%%

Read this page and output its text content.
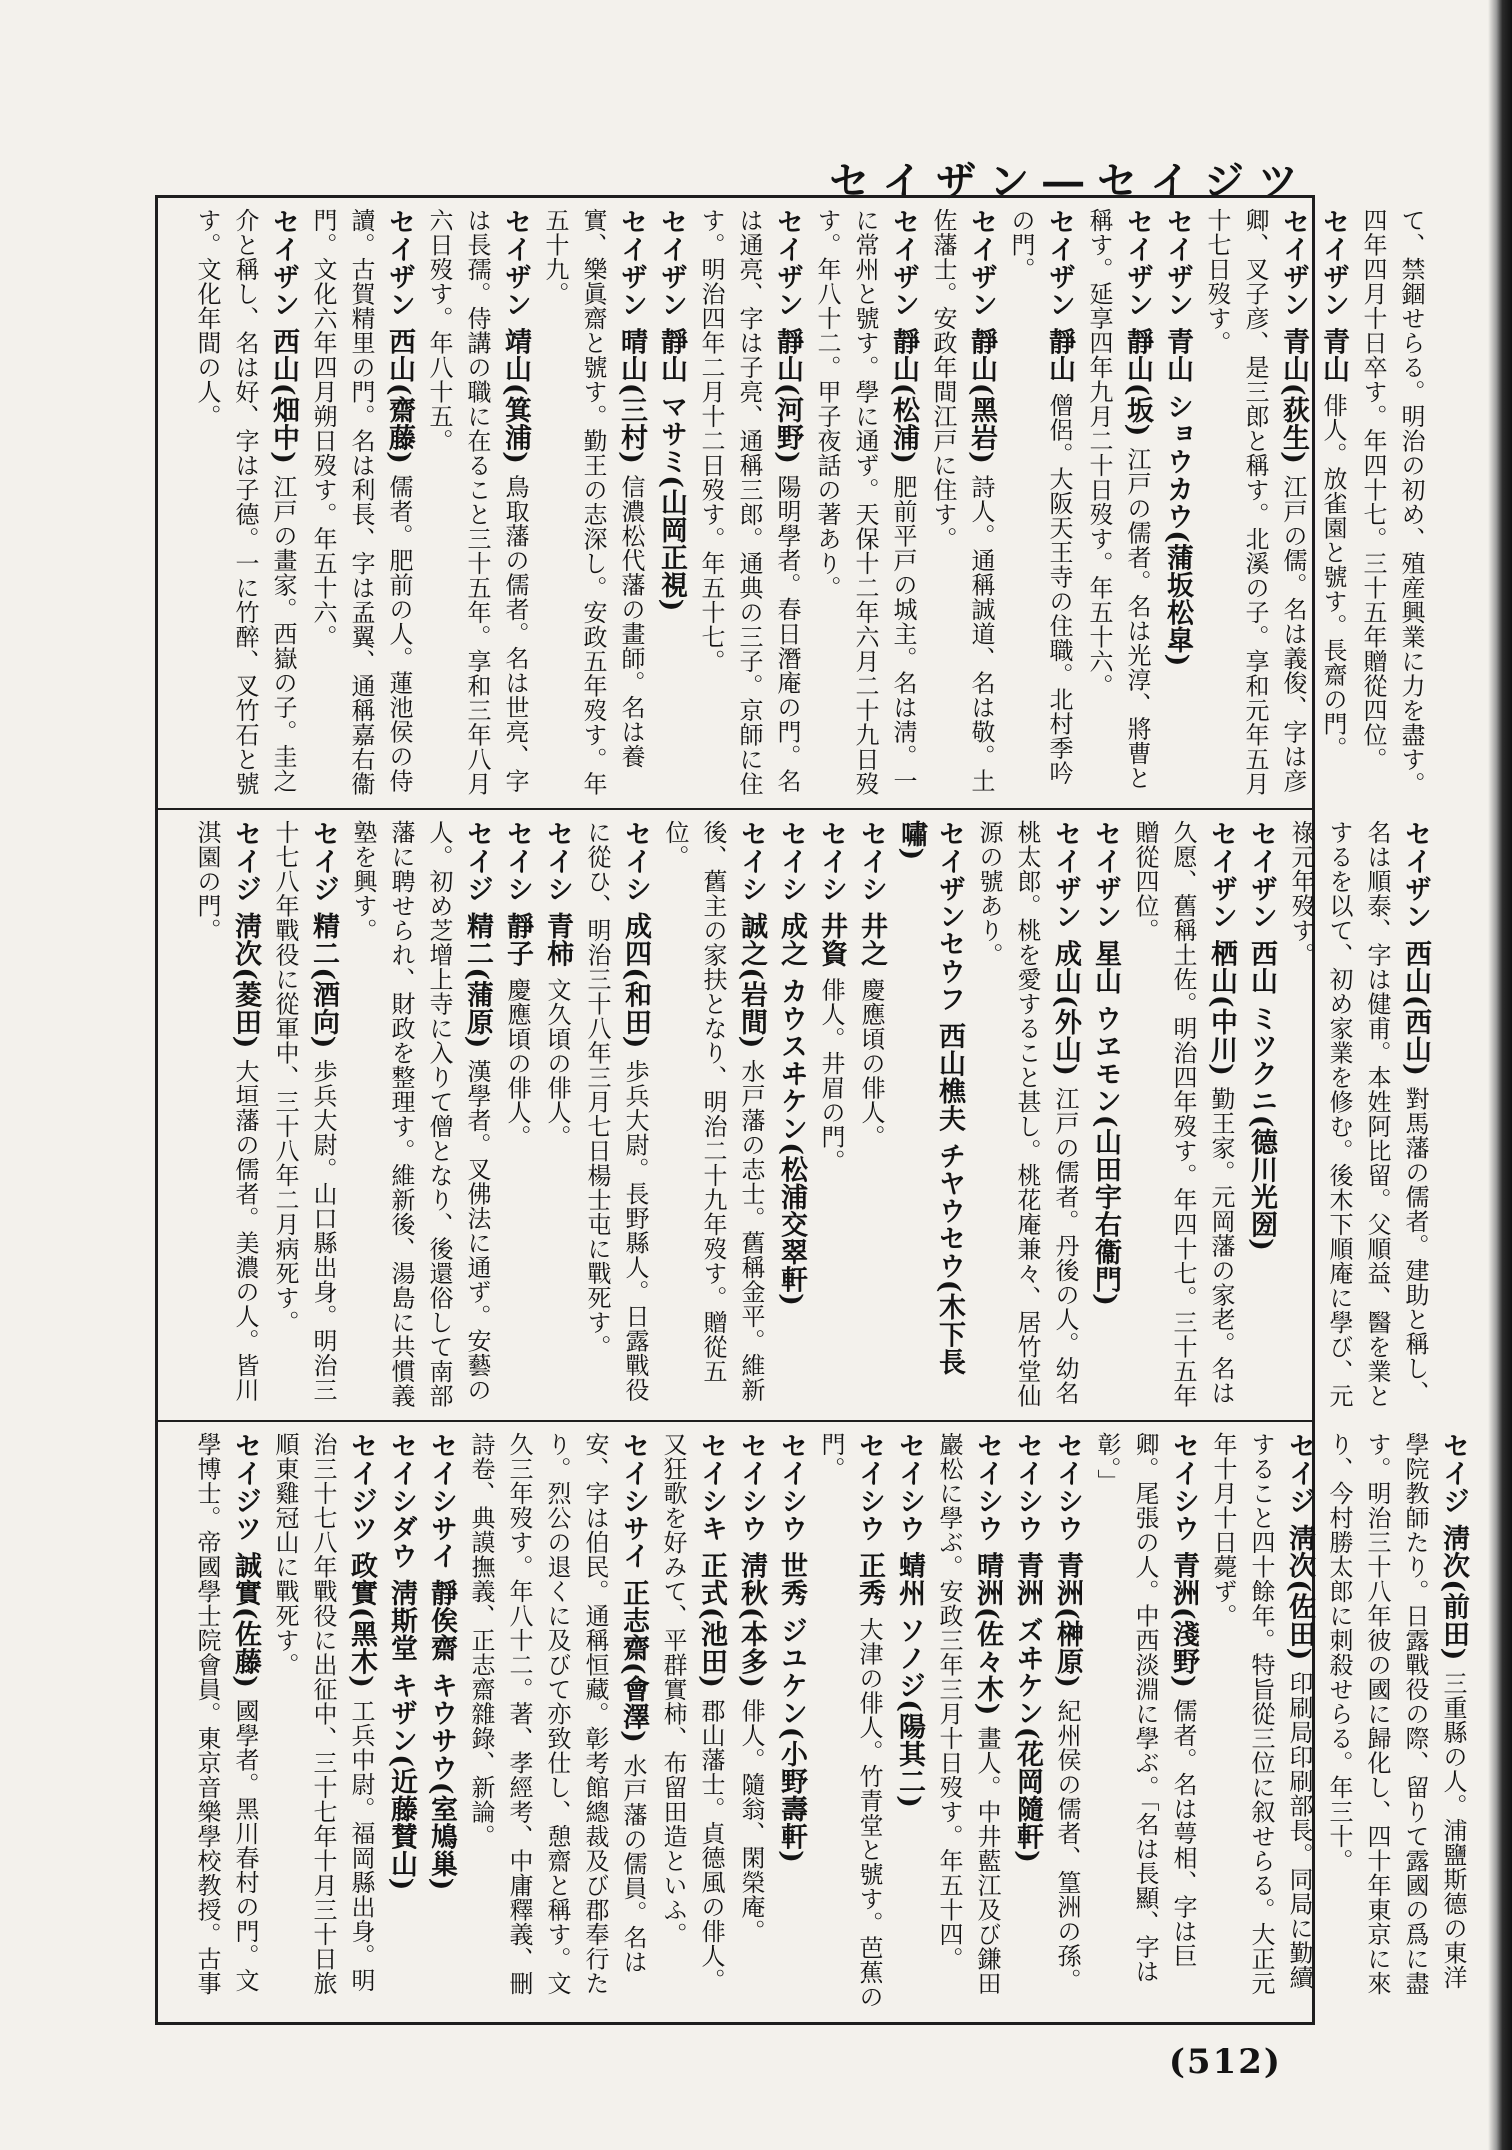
セイザン―セイジツ
て、禁錮せらる。明治の初め、殖産興業に力を盡す。四年四月十日卒す。年四十七。三十五年贈從四位。
セイザン 青山 俳人。放雀園と號す。長齋の門。
セイザン 青山(荻生) 江戸の儒。名は義俊、字は彦卿、叉子彦、是三郎と稱す。北溪の子。享和元年五月十七日歿す。
セイザン 青山 ショウカウ(蒲坂松皐)
セイザン 靜山(坂) 江戸の儒者。名は光淳、將曹と稱す。延享四年九月二十日歿す。年五十六。
セイザン 靜山 僧侶。大阪天王寺の住職。北村季吟の門。
セイザン 靜山(黑岩) 詩人。通稱誠道、名は敬。土佐藩士。安政年間江戸に住す。
セイザン 靜山(松浦) 肥前平戸の城主。名は淸。一に常州と號す。學に通ず。天保十二年六月二十九日歿す。年八十二。甲子夜話の著あり。
セイザン 靜山(河野) 陽明學者。春日潛庵の門。名は通亮、字は子亮、通稱三郎。通典の三子。京師に住す。明治四年二月十二日歿す。年五十七。
セイザン 靜山 マサミ(山岡正視)
セイザン 晴山(三村) 信濃松代藩の畫師。名は養實、樂眞齋と號す。勤王の志深し。安政五年歿す。年五十九。
セイザン 靖山(箕浦) 鳥取藩の儒者。名は世亮、字は長孺。侍講の職に在ること三十五年。享和三年八月六日歿す。年八十五。
セイザン 西山(齋藤) 儒者。肥前の人。蓮池侯の侍讀。古賀精里の門。名は利長、字は孟翼、通稱嘉右衞門。文化六年四月朔日歿す。年五十六。
セイザン 西山(畑中) 江戸の畫家。西嶽の子。圭之介と稱し、名は好、字は子德。一に竹醉、叉竹石と號す。文化年間の人。
セイザン 西山(西山) 對馬藩の儒者。建助と稱し、名は順泰、字は健甫。本姓阿比留。父順益、醫を業とするを以て、初め家業を修む。後木下順庵に學び、元祿元年歿す。
セイザン 西山 ミツクニ(德川光圀)
セイザン 栖山(中川) 勤王家。元岡藩の家老。名は久愿、舊稱土佐。明治四年歿す。年四十七。三十五年贈從四位。
セイザン 星山 ウヱモン(山田宇右衞門)
セイザン 成山(外山) 江戸の儒者。丹後の人。幼名桃太郎。桃を愛すること甚し。桃花庵兼々、居竹堂仙源の號あり。
セイザンセウフ 西山樵夫 チヤウセウ(木下長嘯)
セイシ 井之 慶應頃の俳人。
セイシ 井資 俳人。井眉の門。
セイシ 成之 カウスヰケン(松浦交翠軒)
セイシ 誠之(岩間) 水戸藩の志士。舊稱金平。維新後、舊主の家扶となり、明治二十九年歿す。贈從五位。
セイシ 成四(和田) 歩兵大尉。長野縣人。日露戰役に從ひ、明治三十八年三月七日楊士屯に戰死す。
セイシ 青柿 文久頃の俳人。
セイシ 靜子 慶應頃の俳人。
セイジ 精二(蒲原) 漢學者。叉佛法に通ず。安藝の人。初め芝增上寺に入りて僧となり、後還俗して南部藩に聘せられ、財政を整理す。維新後、湯島に共慣義塾を興す。
セイジ 精二(酒向) 歩兵大尉。山口縣出身。明治三十七八年戰役に從軍中、三十八年二月病死す。
セイジ 淸次(菱田) 大垣藩の儒者。美濃の人。皆川淇園の門。
セイジ 淸次(前田) 三重縣の人。浦鹽斯德の東洋學院教師たり。日露戰役の際、留りて露國の爲に盡す。明治三十八年彼の國に歸化し、四十年東京に來り、今村勝太郎に刺殺せらる。年三十。
セイジ 淸次(佐田) 印刷局印刷部長。同局に勤續すること四十餘年。特旨從三位に叙せらる。大正元年十月十日薨ず。
セイシウ 青洲(淺野) 儒者。名は萼相、字は巨卿。尾張の人。中西淡淵に學ぶ。「名は長顯、字は彰。」
セイシウ 青洲(榊原) 紀州侯の儒者、篁洲の孫。
セイシウ 青洲 ズヰケン(花岡隨軒)
セイシウ 晴洲(佐々木) 畫人。中井藍江及び鎌田巖松に學ぶ。安政三年三月十日歿す。年五十四。
セイシウ 蜻州 ソノジ(陽其二)
セイシウ 正秀 大津の俳人。竹青堂と號す。芭蕉の門。
セイシウ 世秀 ジユケン(小野壽軒)
セイシウ 淸秋(本多) 俳人。隨翁、閑榮庵。
セイシキ 正式(池田) 郡山藩士。貞德風の俳人。又狂歌を好みて、平群實柿、布留田造といふ。
セイシサイ 正志齋(會澤) 水戸藩の儒員。名は安、字は伯民。通稱恒藏。彰考館總裁及び郡奉行たり。烈公の退くに及びて亦致仕し、憩齋と稱す。文久三年歿す。年八十二。著、孝經考、中庸釋義、刪詩卷、典謨撫義、正志齋雜錄、新論。
セイシサイ 靜俟齋 キウサウ(室鳩巢)
セイシダウ 淸斯堂 キザン(近藤賛山)
セイジツ 政實(黑木) 工兵中尉。福岡縣出身。明治三十七八年戰役に出征中、三十七年十月三十日旅順東雞冠山に戰死す。
セイジツ 誠實(佐藤) 國學者。黑川春村の門。文學博士。帝國學士院會員。東京音樂學校教授。古事
(512)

%%

* _Task instructions_
Which lines hold the word "年四十七"? Return all of them from the records above.

* _Task response_
て、禁錮せらる。明治の初め、殖産興業に力を盡す。四年四月十日卒す。年四十七。三十五年贈從四位。
セイザン 栖山(中川) 勤王家。元岡藩の家老。名は久愿、舊稱土佐。明治四年歿す。年四十七。三十五年贈從四位。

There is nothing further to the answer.